THE REQUEST
Give all of the lines again exactly as they read.

____

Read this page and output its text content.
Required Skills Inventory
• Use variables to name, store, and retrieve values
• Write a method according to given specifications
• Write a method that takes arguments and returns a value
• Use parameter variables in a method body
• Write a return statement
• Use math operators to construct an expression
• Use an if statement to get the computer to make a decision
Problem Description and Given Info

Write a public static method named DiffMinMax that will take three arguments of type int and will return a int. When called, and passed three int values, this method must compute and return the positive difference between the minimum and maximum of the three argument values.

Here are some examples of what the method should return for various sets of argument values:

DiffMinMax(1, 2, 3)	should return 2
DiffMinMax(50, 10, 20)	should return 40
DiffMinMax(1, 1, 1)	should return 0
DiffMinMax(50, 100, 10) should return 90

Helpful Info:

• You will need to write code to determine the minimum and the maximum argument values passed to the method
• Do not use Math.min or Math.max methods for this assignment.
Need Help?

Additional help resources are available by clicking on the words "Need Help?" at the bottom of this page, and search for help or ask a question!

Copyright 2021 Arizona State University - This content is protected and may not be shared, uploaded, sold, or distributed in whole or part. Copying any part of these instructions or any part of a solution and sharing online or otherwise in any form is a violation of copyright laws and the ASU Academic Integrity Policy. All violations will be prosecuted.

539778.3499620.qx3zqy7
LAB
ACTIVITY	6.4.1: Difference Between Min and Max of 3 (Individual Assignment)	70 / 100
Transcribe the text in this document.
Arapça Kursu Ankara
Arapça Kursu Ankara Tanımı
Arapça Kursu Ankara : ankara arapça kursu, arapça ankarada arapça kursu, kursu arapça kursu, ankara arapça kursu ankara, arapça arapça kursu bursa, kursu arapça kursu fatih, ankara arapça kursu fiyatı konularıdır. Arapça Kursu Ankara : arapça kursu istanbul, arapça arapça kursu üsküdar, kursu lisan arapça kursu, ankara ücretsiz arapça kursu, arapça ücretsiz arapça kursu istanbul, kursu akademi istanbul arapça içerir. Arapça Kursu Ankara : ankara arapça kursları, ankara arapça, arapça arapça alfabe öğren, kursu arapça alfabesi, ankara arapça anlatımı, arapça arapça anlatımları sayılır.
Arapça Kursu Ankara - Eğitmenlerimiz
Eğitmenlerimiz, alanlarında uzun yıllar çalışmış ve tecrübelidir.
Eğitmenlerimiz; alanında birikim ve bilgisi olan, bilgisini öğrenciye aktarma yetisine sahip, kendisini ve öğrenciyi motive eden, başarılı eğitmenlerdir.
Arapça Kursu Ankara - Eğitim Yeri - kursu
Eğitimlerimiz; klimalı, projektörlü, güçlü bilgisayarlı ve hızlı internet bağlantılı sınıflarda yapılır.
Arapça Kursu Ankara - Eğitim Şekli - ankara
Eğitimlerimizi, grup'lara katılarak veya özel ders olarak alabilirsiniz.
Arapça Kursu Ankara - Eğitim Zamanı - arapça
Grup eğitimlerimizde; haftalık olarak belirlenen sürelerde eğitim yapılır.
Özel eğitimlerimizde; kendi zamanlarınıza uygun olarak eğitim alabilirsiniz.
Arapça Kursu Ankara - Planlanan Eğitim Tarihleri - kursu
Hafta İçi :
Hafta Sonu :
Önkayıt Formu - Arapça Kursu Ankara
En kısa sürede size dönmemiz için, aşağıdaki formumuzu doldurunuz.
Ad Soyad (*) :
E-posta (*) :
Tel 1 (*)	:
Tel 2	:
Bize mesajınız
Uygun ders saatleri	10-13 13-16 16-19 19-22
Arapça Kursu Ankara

____

THE ANSWER
Read this page and output its text content.
Required Skills Inventory
• Use variables to name, store, and retrieve values
• Write a method according to given specifications
• Write a method that takes arguments and returns a value
• Use parameter variables in a method body
• Write a return statement
• Use math operators to construct an expression
• Use an if statement to get the computer to make a decision
Problem Description and Given Info

Write a public static method named DiffMinMax that will take three arguments of type int and will return a int. When called, and passed three int values, this method must compute and return the positive difference between the minimum and maximum of the three argument values.

Here are some examples of what the method should return for various sets of argument values:

DiffMinMax(1, 2, 3)	should return 2
DiffMinMax(50, 10, 20)	should return 40
DiffMinMax(1, 1, 1)	should return 0
DiffMinMax(50, 100, 10) should return 90

Helpful Info:

• You will need to write code to determine the minimum and the maximum argument values passed to the method
• Do not use Math.min or Math.max methods for this assignment.
Need Help?

Additional help resources are available by clicking on the words "Need Help?" at the bottom of this page, and search for help or ask a question!

Copyright 2021 Arizona State University - This content is protected and may not be shared, uploaded, sold, or distributed in whole or part. Copying any part of these instructions or any part of a solution and sharing online or otherwise in any form is a violation of copyright laws and the ASU Academic Integrity Policy. All violations will be prosecuted.

539778.3499620.qx3zqy7
LAB
ACTIVITY	6.4.1: Difference Between Min and Max of 3 (Individual Assignment)	70 / 100
Transcribe the text in this document.
Arapça Kursu Ankara
Arapça Kursu Ankara Tanımı
Arapça Kursu Ankara : ankara arapça kursu, arapça ankarada arapça kursu, kursu arapça kursu, ankara arapça kursu ankara, arapça arapça kursu bursa, kursu arapça kursu fatih, ankara arapça kursu fiyatı konularıdır. Arapça Kursu Ankara : arapça kursu istanbul, arapça arapça kursu üsküdar, kursu lisan arapça kursu, ankara ücretsiz arapça kursu, arapça ücretsiz arapça kursu istanbul, kursu akademi istanbul arapça içerir. Arapça Kursu Ankara : ankara arapça kursları, ankara arapça, arapça arapça alfabe öğren, kursu arapça alfabesi, ankara arapça anlatımı, arapça arapça anlatımları sayılır.
Arapça Kursu Ankara - Eğitmenlerimiz
Eğitmenlerimiz, alanlarında uzun yıllar çalışmış ve tecrübelidir.
Eğitmenlerimiz; alanında birikim ve bilgisi olan, bilgisini öğrenciye aktarma yetisine sahip, kendisini ve öğrenciyi motive eden, başarılı eğitmenlerdir.
Arapça Kursu Ankara - Eğitim Yeri - kursu
Eğitimlerimiz; klimalı, projektörlü, güçlü bilgisayarlı ve hızlı internet bağlantılı sınıflarda yapılır.
Arapça Kursu Ankara - Eğitim Şekli - ankara
Eğitimlerimizi, grup'lara katılarak veya özel ders olarak alabilirsiniz.
Arapça Kursu Ankara - Eğitim Zamanı - arapça
Grup eğitimlerimizde; haftalık olarak belirlenen sürelerde eğitim yapılır.
Özel eğitimlerimizde; kendi zamanlarınıza uygun olarak eğitim alabilirsiniz.
Arapça Kursu Ankara - Planlanan Eğitim Tarihleri - kursu
Hafta İçi :
Hafta Sonu :
Önkayıt Formu - Arapça Kursu Ankara
En kısa sürede size dönmemiz için, aşağıdaki formumuzu doldurunuz.
Ad Soyad (*) :
E-posta (*) :
Tel 1 (*)	:
Tel 2	:
Bize mesajınız
Uygun ders saatleri	10-13 13-16 16-19 19-22
Arapça Kursu Ankara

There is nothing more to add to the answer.